Chart and figure data

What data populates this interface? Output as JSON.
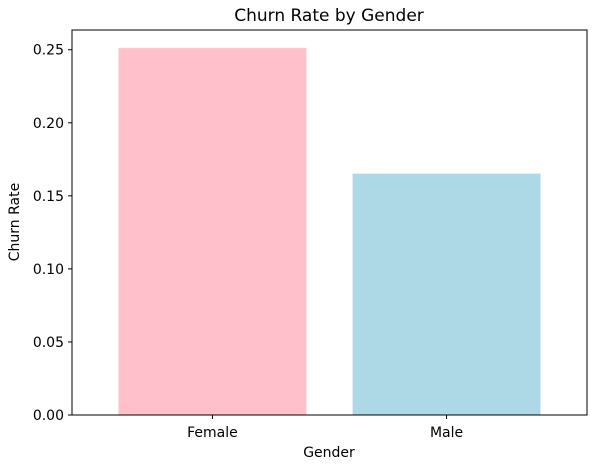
{
  "chart_data": {
    "type": "bar",
    "title": "Churn Rate by Gender",
    "xlabel": "Gender",
    "ylabel": "Churn Rate",
    "categories": [
      "Female",
      "Male"
    ],
    "values": [
      0.251,
      0.165
    ],
    "bar_colors": [
      "#ffc0cb",
      "#add8e6"
    ],
    "ylim": [
      0,
      0.2635
    ],
    "yticks": [
      0.0,
      0.05,
      0.1,
      0.15,
      0.2,
      0.25
    ],
    "ytick_labels": [
      "0.00",
      "0.05",
      "0.10",
      "0.15",
      "0.20",
      "0.25"
    ],
    "grid": false,
    "legend": "none"
  }
}
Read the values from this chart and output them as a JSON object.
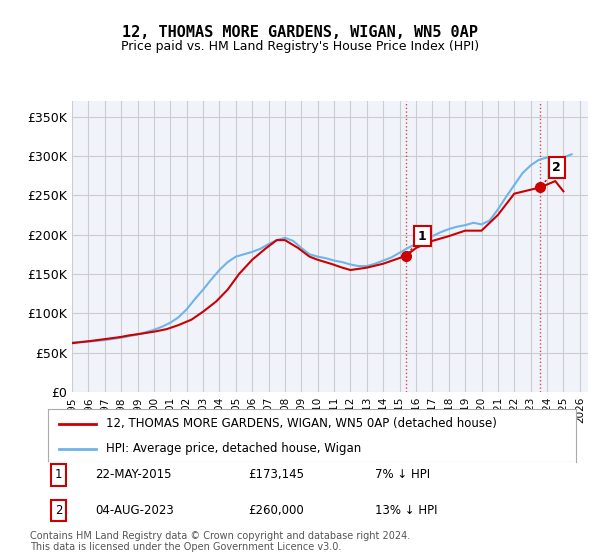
{
  "title": "12, THOMAS MORE GARDENS, WIGAN, WN5 0AP",
  "subtitle": "Price paid vs. HM Land Registry's House Price Index (HPI)",
  "ylabel_ticks": [
    "£0",
    "£50K",
    "£100K",
    "£150K",
    "£200K",
    "£250K",
    "£300K",
    "£350K"
  ],
  "ytick_values": [
    0,
    50000,
    100000,
    150000,
    200000,
    250000,
    300000,
    350000
  ],
  "ylim": [
    0,
    370000
  ],
  "xlim_start": 1995.0,
  "xlim_end": 2026.5,
  "hpi_color": "#6eb4e8",
  "price_color": "#cc0000",
  "marker_color": "#cc0000",
  "grid_color": "#cccccc",
  "background_color": "#f0f4fa",
  "legend_box_color": "#ffffff",
  "sale1_label": "1",
  "sale1_date": "22-MAY-2015",
  "sale1_price": "£173,145",
  "sale1_hpi": "7% ↓ HPI",
  "sale1_x": 2015.39,
  "sale1_y": 173145,
  "sale2_label": "2",
  "sale2_date": "04-AUG-2023",
  "sale2_price": "£260,000",
  "sale2_hpi": "13% ↓ HPI",
  "sale2_x": 2023.59,
  "sale2_y": 260000,
  "legend_line1": "12, THOMAS MORE GARDENS, WIGAN, WN5 0AP (detached house)",
  "legend_line2": "HPI: Average price, detached house, Wigan",
  "footer1": "Contains HM Land Registry data © Crown copyright and database right 2024.",
  "footer2": "This data is licensed under the Open Government Licence v3.0.",
  "hpi_x": [
    1995.0,
    1995.5,
    1996.0,
    1996.5,
    1997.0,
    1997.5,
    1998.0,
    1998.5,
    1999.0,
    1999.5,
    2000.0,
    2000.5,
    2001.0,
    2001.5,
    2002.0,
    2002.5,
    2003.0,
    2003.5,
    2004.0,
    2004.5,
    2005.0,
    2005.5,
    2006.0,
    2006.5,
    2007.0,
    2007.5,
    2008.0,
    2008.5,
    2009.0,
    2009.5,
    2010.0,
    2010.5,
    2011.0,
    2011.5,
    2012.0,
    2012.5,
    2013.0,
    2013.5,
    2014.0,
    2014.5,
    2015.0,
    2015.5,
    2016.0,
    2016.5,
    2017.0,
    2017.5,
    2018.0,
    2018.5,
    2019.0,
    2019.5,
    2020.0,
    2020.5,
    2021.0,
    2021.5,
    2022.0,
    2022.5,
    2023.0,
    2023.5,
    2024.0,
    2024.5,
    2025.0,
    2025.5
  ],
  "hpi_y": [
    63000,
    63500,
    64000,
    65000,
    66000,
    67500,
    69000,
    71000,
    73000,
    76000,
    79000,
    83000,
    88000,
    95000,
    105000,
    118000,
    130000,
    143000,
    155000,
    165000,
    172000,
    175000,
    178000,
    182000,
    188000,
    193000,
    196000,
    192000,
    183000,
    175000,
    172000,
    170000,
    167000,
    165000,
    162000,
    160000,
    160000,
    163000,
    167000,
    171000,
    177000,
    183000,
    188000,
    193000,
    198000,
    203000,
    207000,
    210000,
    212000,
    215000,
    213000,
    218000,
    232000,
    248000,
    263000,
    278000,
    288000,
    295000,
    298000,
    296000,
    298000,
    302000
  ],
  "price_x": [
    1995.0,
    1996.2,
    1997.3,
    1998.0,
    1998.5,
    1999.2,
    2000.1,
    2000.8,
    2001.5,
    2002.3,
    2003.0,
    2003.8,
    2004.5,
    2005.2,
    2006.0,
    2006.8,
    2007.5,
    2008.0,
    2008.8,
    2009.5,
    2010.0,
    2010.8,
    2011.5,
    2012.0,
    2013.0,
    2014.0,
    2015.39,
    2016.0,
    2017.0,
    2018.0,
    2019.0,
    2020.0,
    2021.0,
    2022.0,
    2023.59,
    2024.5,
    2025.0
  ],
  "price_y": [
    62000,
    65000,
    68000,
    70000,
    72000,
    74000,
    77000,
    80000,
    85000,
    92000,
    102000,
    115000,
    130000,
    150000,
    168000,
    182000,
    193000,
    193000,
    183000,
    172000,
    168000,
    163000,
    158000,
    155000,
    158000,
    163000,
    173145,
    183000,
    192000,
    198000,
    205000,
    205000,
    225000,
    252000,
    260000,
    268000,
    255000
  ]
}
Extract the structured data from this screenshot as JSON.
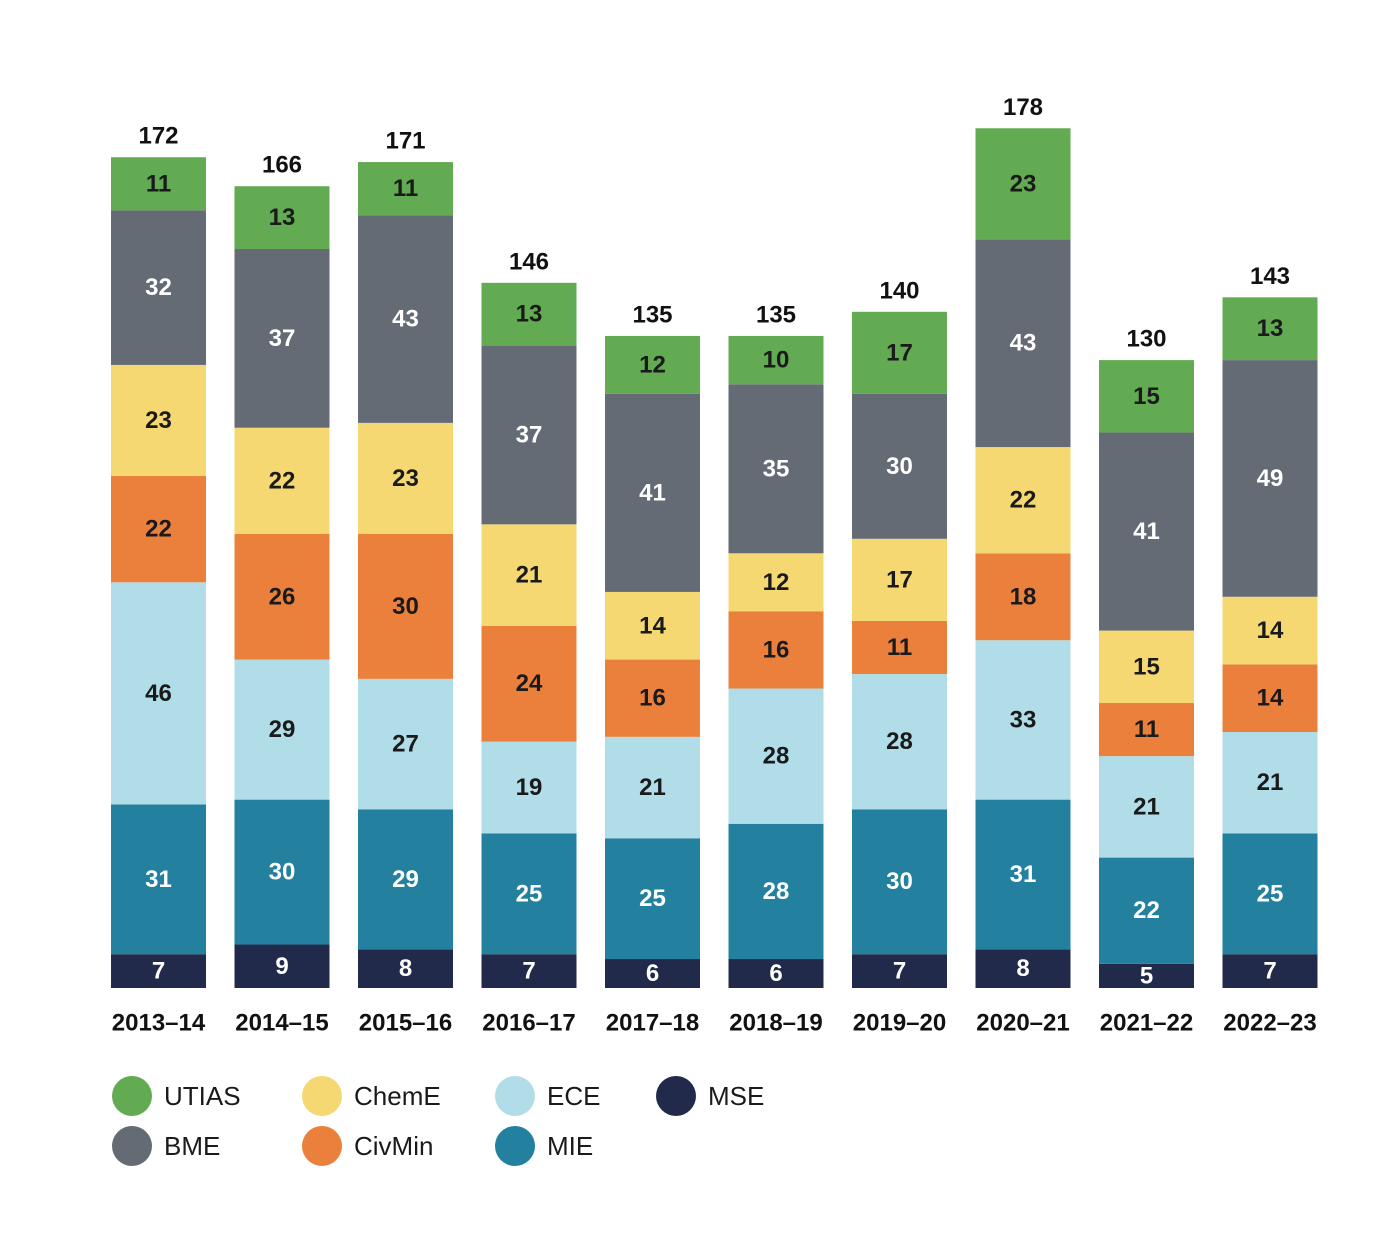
{
  "chart_data": {
    "type": "bar",
    "stacked": true,
    "title": "",
    "xlabel": "",
    "ylabel": "",
    "categories": [
      "2013–14",
      "2014–15",
      "2015–16",
      "2016–17",
      "2017–18",
      "2018–19",
      "2019–20",
      "2020–21",
      "2021–22",
      "2022–23"
    ],
    "totals": [
      172,
      166,
      171,
      146,
      135,
      135,
      140,
      178,
      130,
      143
    ],
    "series": [
      {
        "name": "MSE",
        "color": "#222a4b",
        "label_color": "#ffffff",
        "values": [
          7,
          9,
          8,
          7,
          6,
          6,
          7,
          8,
          5,
          7
        ]
      },
      {
        "name": "MIE",
        "color": "#23809f",
        "label_color": "#ffffff",
        "values": [
          31,
          30,
          29,
          25,
          25,
          28,
          30,
          31,
          22,
          25
        ]
      },
      {
        "name": "ECE",
        "color": "#b0dde8",
        "label_color": "#1a1a1a",
        "values": [
          46,
          29,
          27,
          19,
          21,
          28,
          28,
          33,
          21,
          21
        ]
      },
      {
        "name": "CivMin",
        "color": "#ea803c",
        "label_color": "#1a1a1a",
        "values": [
          22,
          26,
          30,
          24,
          16,
          16,
          11,
          18,
          11,
          14
        ]
      },
      {
        "name": "ChemE",
        "color": "#f5d872",
        "label_color": "#1a1a1a",
        "values": [
          23,
          22,
          23,
          21,
          14,
          12,
          17,
          22,
          15,
          14
        ]
      },
      {
        "name": "BME",
        "color": "#646b74",
        "label_color": "#ffffff",
        "values": [
          32,
          37,
          43,
          37,
          41,
          35,
          30,
          43,
          41,
          49
        ]
      },
      {
        "name": "UTIAS",
        "color": "#62ab52",
        "label_color": "#1a1a1a",
        "values": [
          11,
          13,
          11,
          13,
          12,
          10,
          17,
          23,
          15,
          13
        ]
      }
    ],
    "legend_order": [
      "UTIAS",
      "BME",
      "ChemE",
      "CivMin",
      "ECE",
      "MIE",
      "MSE"
    ],
    "legend_position": "bottom-left",
    "grid": false
  }
}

* Set task *
Make an exact copy of the records shown above, without the pictures.

* Final answer *
What data populates this interface? Output as JSON.
{
  "chart_data": {
    "type": "bar",
    "title": "Churn Rate by Gender",
    "xlabel": "Gender",
    "ylabel": "Churn Rate",
    "categories": [
      "Female",
      "Male"
    ],
    "values": [
      0.251,
      0.165
    ],
    "bar_colors": [
      "#ffc0cb",
      "#add8e6"
    ],
    "ylim": [
      0,
      0.2635
    ],
    "yticks": [
      0.0,
      0.05,
      0.1,
      0.15,
      0.2,
      0.25
    ],
    "ytick_labels": [
      "0.00",
      "0.05",
      "0.10",
      "0.15",
      "0.20",
      "0.25"
    ],
    "grid": false,
    "legend": "none"
  }
}
Read the values from this chart and output them as a JSON object.
{
  "title": "12, THOMAS MORE GARDENS, WIGAN, WN5 0AP",
  "subtitle": "Price paid vs. HM Land Registry's House Price Index (HPI)",
  "ylabel_ticks": [
    "£0",
    "£50K",
    "£100K",
    "£150K",
    "£200K",
    "£250K",
    "£300K",
    "£350K"
  ],
  "ytick_values": [
    0,
    50000,
    100000,
    150000,
    200000,
    250000,
    300000,
    350000
  ],
  "ylim": [
    0,
    370000
  ],
  "xlim_start": 1995.0,
  "xlim_end": 2026.5,
  "hpi_color": "#6eb4e8",
  "price_color": "#cc0000",
  "marker_color": "#cc0000",
  "grid_color": "#cccccc",
  "background_color": "#f0f4fa",
  "legend_box_color": "#ffffff",
  "sale1_label": "1",
  "sale1_date": "22-MAY-2015",
  "sale1_price": "£173,145",
  "sale1_hpi": "7% ↓ HPI",
  "sale1_x": 2015.39,
  "sale1_y": 173145,
  "sale2_label": "2",
  "sale2_date": "04-AUG-2023",
  "sale2_price": "£260,000",
  "sale2_hpi": "13% ↓ HPI",
  "sale2_x": 2023.59,
  "sale2_y": 260000,
  "legend_line1": "12, THOMAS MORE GARDENS, WIGAN, WN5 0AP (detached house)",
  "legend_line2": "HPI: Average price, detached house, Wigan",
  "footer1": "Contains HM Land Registry data © Crown copyright and database right 2024.",
  "footer2": "This data is licensed under the Open Government Licence v3.0.",
  "hpi_x": [
    1995.0,
    1995.5,
    1996.0,
    1996.5,
    1997.0,
    1997.5,
    1998.0,
    1998.5,
    1999.0,
    1999.5,
    2000.0,
    2000.5,
    2001.0,
    2001.5,
    2002.0,
    2002.5,
    2003.0,
    2003.5,
    2004.0,
    2004.5,
    2005.0,
    2005.5,
    2006.0,
    2006.5,
    2007.0,
    2007.5,
    2008.0,
    2008.5,
    2009.0,
    2009.5,
    2010.0,
    2010.5,
    2011.0,
    2011.5,
    2012.0,
    2012.5,
    2013.0,
    2013.5,
    2014.0,
    2014.5,
    2015.0,
    2015.5,
    2016.0,
    2016.5,
    2017.0,
    2017.5,
    2018.0,
    2018.5,
    2019.0,
    2019.5,
    2020.0,
    2020.5,
    2021.0,
    2021.5,
    2022.0,
    2022.5,
    2023.0,
    2023.5,
    2024.0,
    2024.5,
    2025.0,
    2025.5
  ],
  "hpi_y": [
    63000,
    63500,
    64000,
    65000,
    66000,
    67500,
    69000,
    71000,
    73000,
    76000,
    79000,
    83000,
    88000,
    95000,
    105000,
    118000,
    130000,
    143000,
    155000,
    165000,
    172000,
    175000,
    178000,
    182000,
    188000,
    193000,
    196000,
    192000,
    183000,
    175000,
    172000,
    170000,
    167000,
    165000,
    162000,
    160000,
    160000,
    163000,
    167000,
    171000,
    177000,
    183000,
    188000,
    193000,
    198000,
    203000,
    207000,
    210000,
    212000,
    215000,
    213000,
    218000,
    232000,
    248000,
    263000,
    278000,
    288000,
    295000,
    298000,
    296000,
    298000,
    302000
  ],
  "price_x": [
    1995.0,
    1996.2,
    1997.3,
    1998.0,
    1998.5,
    1999.2,
    2000.1,
    2000.8,
    2001.5,
    2002.3,
    2003.0,
    2003.8,
    2004.5,
    2005.2,
    2006.0,
    2006.8,
    2007.5,
    2008.0,
    2008.8,
    2009.5,
    2010.0,
    2010.8,
    2011.5,
    2012.0,
    2013.0,
    2014.0,
    2015.39,
    2016.0,
    2017.0,
    2018.0,
    2019.0,
    2020.0,
    2021.0,
    2022.0,
    2023.59,
    2024.5,
    2025.0
  ],
  "price_y": [
    62000,
    65000,
    68000,
    70000,
    72000,
    74000,
    77000,
    80000,
    85000,
    92000,
    102000,
    115000,
    130000,
    150000,
    168000,
    182000,
    193000,
    193000,
    183000,
    172000,
    168000,
    163000,
    158000,
    155000,
    158000,
    163000,
    173145,
    183000,
    192000,
    198000,
    205000,
    205000,
    225000,
    252000,
    260000,
    268000,
    255000
  ]
}
Extract the structured data from this screenshot as JSON.
{
  "chart_data": {
    "type": "bar",
    "stacked": true,
    "title": "",
    "xlabel": "",
    "ylabel": "",
    "categories": [
      "2013–14",
      "2014–15",
      "2015–16",
      "2016–17",
      "2017–18",
      "2018–19",
      "2019–20",
      "2020–21",
      "2021–22",
      "2022–23"
    ],
    "totals": [
      172,
      166,
      171,
      146,
      135,
      135,
      140,
      178,
      130,
      143
    ],
    "series": [
      {
        "name": "MSE",
        "color": "#222a4b",
        "label_color": "#ffffff",
        "values": [
          7,
          9,
          8,
          7,
          6,
          6,
          7,
          8,
          5,
          7
        ]
      },
      {
        "name": "MIE",
        "color": "#23809f",
        "label_color": "#ffffff",
        "values": [
          31,
          30,
          29,
          25,
          25,
          28,
          30,
          31,
          22,
          25
        ]
      },
      {
        "name": "ECE",
        "color": "#b0dde8",
        "label_color": "#1a1a1a",
        "values": [
          46,
          29,
          27,
          19,
          21,
          28,
          28,
          33,
          21,
          21
        ]
      },
      {
        "name": "CivMin",
        "color": "#ea803c",
        "label_color": "#1a1a1a",
        "values": [
          22,
          26,
          30,
          24,
          16,
          16,
          11,
          18,
          11,
          14
        ]
      },
      {
        "name": "ChemE",
        "color": "#f5d872",
        "label_color": "#1a1a1a",
        "values": [
          23,
          22,
          23,
          21,
          14,
          12,
          17,
          22,
          15,
          14
        ]
      },
      {
        "name": "BME",
        "color": "#646b74",
        "label_color": "#ffffff",
        "values": [
          32,
          37,
          43,
          37,
          41,
          35,
          30,
          43,
          41,
          49
        ]
      },
      {
        "name": "UTIAS",
        "color": "#62ab52",
        "label_color": "#1a1a1a",
        "values": [
          11,
          13,
          11,
          13,
          12,
          10,
          17,
          23,
          15,
          13
        ]
      }
    ],
    "legend_order": [
      "UTIAS",
      "BME",
      "ChemE",
      "CivMin",
      "ECE",
      "MIE",
      "MSE"
    ],
    "legend_position": "bottom-left",
    "grid": false
  }
}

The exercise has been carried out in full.